__EXERCISE DESCRIPTION__: Reproduce verbatim the lines below, starting from the first line and ending with the line containing "value-cell-col12 xyxy=(693,510,749,522)", with both of those lines included.

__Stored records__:
((

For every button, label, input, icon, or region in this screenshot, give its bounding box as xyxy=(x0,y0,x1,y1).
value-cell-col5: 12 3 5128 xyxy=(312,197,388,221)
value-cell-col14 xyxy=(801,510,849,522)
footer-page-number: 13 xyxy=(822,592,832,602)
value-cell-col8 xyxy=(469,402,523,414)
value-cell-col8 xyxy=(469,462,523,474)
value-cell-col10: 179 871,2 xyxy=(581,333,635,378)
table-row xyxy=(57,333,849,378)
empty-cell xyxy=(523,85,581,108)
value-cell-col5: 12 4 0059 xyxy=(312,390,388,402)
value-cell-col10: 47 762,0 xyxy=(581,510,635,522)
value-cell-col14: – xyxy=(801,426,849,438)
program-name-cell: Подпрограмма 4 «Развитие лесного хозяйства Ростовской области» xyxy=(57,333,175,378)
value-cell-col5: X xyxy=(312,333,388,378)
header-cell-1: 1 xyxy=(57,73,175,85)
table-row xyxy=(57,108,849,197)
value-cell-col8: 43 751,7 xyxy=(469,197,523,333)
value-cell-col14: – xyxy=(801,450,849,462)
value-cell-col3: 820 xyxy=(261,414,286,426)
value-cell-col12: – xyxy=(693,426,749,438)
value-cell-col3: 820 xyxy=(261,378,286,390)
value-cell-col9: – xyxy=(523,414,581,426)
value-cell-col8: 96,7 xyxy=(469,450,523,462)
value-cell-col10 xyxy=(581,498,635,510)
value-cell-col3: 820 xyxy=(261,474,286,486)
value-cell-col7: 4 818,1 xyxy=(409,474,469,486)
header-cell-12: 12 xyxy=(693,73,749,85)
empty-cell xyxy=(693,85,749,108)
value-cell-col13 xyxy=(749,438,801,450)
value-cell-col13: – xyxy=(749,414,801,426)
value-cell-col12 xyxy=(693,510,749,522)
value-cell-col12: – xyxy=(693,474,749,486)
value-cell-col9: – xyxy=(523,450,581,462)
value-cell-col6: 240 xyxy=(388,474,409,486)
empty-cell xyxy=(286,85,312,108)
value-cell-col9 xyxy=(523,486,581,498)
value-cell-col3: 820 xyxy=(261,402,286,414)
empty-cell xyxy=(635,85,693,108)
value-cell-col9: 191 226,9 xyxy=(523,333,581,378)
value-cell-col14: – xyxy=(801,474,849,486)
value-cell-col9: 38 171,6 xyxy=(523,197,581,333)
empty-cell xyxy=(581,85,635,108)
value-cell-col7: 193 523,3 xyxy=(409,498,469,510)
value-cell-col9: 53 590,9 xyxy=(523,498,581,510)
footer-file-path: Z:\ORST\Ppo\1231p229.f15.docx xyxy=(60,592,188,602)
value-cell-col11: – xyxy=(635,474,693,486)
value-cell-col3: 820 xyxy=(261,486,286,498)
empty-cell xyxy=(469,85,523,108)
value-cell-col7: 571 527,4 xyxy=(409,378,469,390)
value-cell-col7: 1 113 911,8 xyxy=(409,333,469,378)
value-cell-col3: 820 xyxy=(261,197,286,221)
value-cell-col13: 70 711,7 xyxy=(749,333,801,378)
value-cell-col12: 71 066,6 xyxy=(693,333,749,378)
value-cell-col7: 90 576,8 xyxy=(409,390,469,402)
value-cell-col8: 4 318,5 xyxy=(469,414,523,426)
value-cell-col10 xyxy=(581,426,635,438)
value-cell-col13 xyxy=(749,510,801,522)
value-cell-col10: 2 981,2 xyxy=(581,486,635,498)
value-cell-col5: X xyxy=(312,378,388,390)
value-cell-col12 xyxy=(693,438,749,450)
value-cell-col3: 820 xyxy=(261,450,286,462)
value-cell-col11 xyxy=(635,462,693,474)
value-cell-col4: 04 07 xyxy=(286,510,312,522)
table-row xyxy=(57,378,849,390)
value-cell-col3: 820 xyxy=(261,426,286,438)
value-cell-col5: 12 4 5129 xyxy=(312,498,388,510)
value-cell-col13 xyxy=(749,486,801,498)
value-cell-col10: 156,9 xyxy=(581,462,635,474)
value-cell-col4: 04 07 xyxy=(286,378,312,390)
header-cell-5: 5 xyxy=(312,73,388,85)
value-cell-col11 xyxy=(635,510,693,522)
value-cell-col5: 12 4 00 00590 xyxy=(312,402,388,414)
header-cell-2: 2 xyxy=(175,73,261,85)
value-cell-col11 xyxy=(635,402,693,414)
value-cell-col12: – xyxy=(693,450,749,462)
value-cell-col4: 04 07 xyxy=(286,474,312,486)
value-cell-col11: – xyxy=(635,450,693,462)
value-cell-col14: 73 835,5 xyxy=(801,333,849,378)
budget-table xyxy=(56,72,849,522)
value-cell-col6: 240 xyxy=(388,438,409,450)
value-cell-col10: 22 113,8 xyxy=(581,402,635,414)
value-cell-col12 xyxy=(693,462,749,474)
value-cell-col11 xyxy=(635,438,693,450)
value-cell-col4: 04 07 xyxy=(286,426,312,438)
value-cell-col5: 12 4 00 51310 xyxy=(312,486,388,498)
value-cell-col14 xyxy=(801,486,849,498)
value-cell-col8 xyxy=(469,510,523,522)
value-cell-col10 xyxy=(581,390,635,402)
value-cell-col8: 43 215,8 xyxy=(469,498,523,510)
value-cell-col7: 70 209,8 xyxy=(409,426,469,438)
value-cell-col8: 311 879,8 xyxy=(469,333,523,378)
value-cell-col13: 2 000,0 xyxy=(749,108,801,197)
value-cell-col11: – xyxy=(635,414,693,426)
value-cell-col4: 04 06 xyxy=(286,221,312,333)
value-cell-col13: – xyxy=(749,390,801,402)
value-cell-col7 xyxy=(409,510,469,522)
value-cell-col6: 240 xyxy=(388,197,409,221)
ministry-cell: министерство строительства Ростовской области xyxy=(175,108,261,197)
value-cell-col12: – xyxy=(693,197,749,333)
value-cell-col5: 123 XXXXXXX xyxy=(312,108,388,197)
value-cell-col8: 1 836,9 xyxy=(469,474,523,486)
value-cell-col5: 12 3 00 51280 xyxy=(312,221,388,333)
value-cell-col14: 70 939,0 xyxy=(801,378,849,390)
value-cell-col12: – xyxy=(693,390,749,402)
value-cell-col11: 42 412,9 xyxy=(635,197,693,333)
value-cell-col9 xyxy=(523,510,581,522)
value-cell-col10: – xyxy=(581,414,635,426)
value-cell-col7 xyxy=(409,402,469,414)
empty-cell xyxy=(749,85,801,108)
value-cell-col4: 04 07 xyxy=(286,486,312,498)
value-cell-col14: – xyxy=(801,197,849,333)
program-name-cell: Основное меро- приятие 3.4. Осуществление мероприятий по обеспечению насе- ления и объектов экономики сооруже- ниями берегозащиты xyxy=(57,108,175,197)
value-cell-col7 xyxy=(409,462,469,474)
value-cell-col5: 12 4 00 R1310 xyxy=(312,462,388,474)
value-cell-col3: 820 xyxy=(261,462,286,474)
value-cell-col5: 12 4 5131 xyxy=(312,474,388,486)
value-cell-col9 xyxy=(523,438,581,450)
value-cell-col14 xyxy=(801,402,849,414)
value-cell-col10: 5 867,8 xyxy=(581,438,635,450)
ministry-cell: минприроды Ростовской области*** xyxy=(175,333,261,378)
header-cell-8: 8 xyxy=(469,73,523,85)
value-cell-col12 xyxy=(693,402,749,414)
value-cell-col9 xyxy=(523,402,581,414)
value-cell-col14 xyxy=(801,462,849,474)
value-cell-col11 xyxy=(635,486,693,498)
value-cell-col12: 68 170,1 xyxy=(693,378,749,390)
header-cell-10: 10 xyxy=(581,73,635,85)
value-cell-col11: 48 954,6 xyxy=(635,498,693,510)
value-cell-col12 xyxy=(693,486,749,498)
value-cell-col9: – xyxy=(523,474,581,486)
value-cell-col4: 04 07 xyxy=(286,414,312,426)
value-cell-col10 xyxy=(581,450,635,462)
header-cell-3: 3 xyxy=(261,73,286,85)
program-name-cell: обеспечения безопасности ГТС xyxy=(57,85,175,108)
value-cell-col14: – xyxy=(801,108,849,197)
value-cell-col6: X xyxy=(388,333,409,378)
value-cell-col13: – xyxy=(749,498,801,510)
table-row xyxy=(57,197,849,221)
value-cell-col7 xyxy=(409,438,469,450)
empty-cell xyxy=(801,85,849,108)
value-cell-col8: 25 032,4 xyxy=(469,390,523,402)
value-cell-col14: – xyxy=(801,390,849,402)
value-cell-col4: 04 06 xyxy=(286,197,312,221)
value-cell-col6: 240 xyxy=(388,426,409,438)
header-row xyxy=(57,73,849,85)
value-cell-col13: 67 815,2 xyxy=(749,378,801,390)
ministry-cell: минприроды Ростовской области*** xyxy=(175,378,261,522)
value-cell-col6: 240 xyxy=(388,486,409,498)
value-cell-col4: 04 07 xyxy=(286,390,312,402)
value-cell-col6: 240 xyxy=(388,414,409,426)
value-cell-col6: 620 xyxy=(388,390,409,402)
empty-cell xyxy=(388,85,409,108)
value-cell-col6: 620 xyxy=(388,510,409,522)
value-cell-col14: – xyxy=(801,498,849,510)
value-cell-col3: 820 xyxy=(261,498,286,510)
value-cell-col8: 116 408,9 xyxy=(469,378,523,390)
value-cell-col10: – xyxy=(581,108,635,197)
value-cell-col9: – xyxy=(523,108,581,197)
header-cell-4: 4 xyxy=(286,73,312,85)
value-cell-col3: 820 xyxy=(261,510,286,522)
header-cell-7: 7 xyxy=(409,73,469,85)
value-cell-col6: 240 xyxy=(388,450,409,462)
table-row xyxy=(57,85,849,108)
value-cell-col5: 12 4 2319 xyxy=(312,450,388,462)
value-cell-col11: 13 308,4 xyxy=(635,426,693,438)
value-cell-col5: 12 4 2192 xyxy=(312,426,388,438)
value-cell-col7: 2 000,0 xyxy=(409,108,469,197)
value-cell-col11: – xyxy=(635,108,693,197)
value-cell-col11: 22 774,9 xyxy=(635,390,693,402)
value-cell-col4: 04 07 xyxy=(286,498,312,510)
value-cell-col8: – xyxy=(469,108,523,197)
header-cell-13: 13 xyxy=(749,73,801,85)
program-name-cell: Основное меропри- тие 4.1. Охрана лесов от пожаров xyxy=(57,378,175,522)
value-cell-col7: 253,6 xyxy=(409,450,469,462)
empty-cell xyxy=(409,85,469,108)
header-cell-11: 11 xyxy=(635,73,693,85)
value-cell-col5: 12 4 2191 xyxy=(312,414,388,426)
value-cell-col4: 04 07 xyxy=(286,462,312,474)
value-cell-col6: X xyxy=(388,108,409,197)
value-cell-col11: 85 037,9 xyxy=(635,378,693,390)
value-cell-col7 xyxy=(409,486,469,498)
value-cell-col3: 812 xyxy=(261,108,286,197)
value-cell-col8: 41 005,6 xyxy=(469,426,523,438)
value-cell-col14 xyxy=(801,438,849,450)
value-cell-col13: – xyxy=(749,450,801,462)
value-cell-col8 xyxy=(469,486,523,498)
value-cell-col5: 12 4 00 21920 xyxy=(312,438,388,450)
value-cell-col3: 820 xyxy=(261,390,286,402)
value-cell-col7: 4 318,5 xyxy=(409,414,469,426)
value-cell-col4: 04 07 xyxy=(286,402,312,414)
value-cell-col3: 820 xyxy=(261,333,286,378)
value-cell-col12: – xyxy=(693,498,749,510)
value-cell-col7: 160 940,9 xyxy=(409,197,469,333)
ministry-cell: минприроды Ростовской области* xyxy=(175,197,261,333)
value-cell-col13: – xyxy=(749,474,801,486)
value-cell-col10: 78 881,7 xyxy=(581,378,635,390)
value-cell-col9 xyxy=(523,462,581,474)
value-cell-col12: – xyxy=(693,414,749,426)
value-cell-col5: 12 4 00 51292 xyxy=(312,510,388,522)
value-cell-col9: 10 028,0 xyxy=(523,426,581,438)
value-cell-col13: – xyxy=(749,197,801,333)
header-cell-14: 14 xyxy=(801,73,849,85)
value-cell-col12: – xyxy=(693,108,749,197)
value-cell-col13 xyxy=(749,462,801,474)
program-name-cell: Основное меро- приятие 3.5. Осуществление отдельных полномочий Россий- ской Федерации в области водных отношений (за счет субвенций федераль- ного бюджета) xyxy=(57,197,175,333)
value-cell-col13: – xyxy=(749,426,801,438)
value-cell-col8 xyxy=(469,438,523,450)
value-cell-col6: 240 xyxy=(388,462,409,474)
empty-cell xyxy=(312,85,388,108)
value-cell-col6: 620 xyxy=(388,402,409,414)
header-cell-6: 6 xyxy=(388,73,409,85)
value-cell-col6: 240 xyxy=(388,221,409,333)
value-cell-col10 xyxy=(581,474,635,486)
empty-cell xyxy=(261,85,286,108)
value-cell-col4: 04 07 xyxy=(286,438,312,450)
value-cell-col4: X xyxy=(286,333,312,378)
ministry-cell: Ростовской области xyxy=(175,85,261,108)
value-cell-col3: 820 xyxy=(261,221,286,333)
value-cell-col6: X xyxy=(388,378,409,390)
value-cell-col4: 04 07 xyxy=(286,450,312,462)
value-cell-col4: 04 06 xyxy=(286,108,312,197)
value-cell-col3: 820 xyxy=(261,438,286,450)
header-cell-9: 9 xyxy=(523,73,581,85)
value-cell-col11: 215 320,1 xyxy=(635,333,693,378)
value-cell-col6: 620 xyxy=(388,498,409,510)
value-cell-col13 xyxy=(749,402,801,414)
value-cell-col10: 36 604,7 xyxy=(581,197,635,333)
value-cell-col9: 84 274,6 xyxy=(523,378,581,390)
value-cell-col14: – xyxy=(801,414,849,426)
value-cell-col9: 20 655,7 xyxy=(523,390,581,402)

))

__TASK OUTPUT__:
For every button, label, input, icon, or region in this screenshot, give its bounding box as xyxy=(x0,y0,x1,y1).
value-cell-col5: 12 3 5128 xyxy=(312,197,388,221)
value-cell-col14 xyxy=(801,510,849,522)
footer-page-number: 13 xyxy=(822,592,832,602)
value-cell-col8 xyxy=(469,402,523,414)
value-cell-col8 xyxy=(469,462,523,474)
value-cell-col10: 179 871,2 xyxy=(581,333,635,378)
table-row xyxy=(57,333,849,378)
empty-cell xyxy=(523,85,581,108)
value-cell-col5: 12 4 0059 xyxy=(312,390,388,402)
value-cell-col10: 47 762,0 xyxy=(581,510,635,522)
value-cell-col14: – xyxy=(801,426,849,438)
program-name-cell: Подпрограмма 4 «Развитие лесного хозяйства Ростовской области» xyxy=(57,333,175,378)
value-cell-col5: X xyxy=(312,333,388,378)
header-cell-1: 1 xyxy=(57,73,175,85)
table-row xyxy=(57,108,849,197)
value-cell-col8: 43 751,7 xyxy=(469,197,523,333)
value-cell-col14: – xyxy=(801,450,849,462)
value-cell-col3: 820 xyxy=(261,414,286,426)
value-cell-col12: – xyxy=(693,426,749,438)
value-cell-col3: 820 xyxy=(261,378,286,390)
value-cell-col9: – xyxy=(523,414,581,426)
value-cell-col8: 96,7 xyxy=(469,450,523,462)
value-cell-col10 xyxy=(581,498,635,510)
value-cell-col3: 820 xyxy=(261,474,286,486)
value-cell-col7: 4 818,1 xyxy=(409,474,469,486)
header-cell-12: 12 xyxy=(693,73,749,85)
empty-cell xyxy=(693,85,749,108)
value-cell-col13 xyxy=(749,438,801,450)
value-cell-col13: – xyxy=(749,414,801,426)
value-cell-col12 xyxy=(693,510,749,522)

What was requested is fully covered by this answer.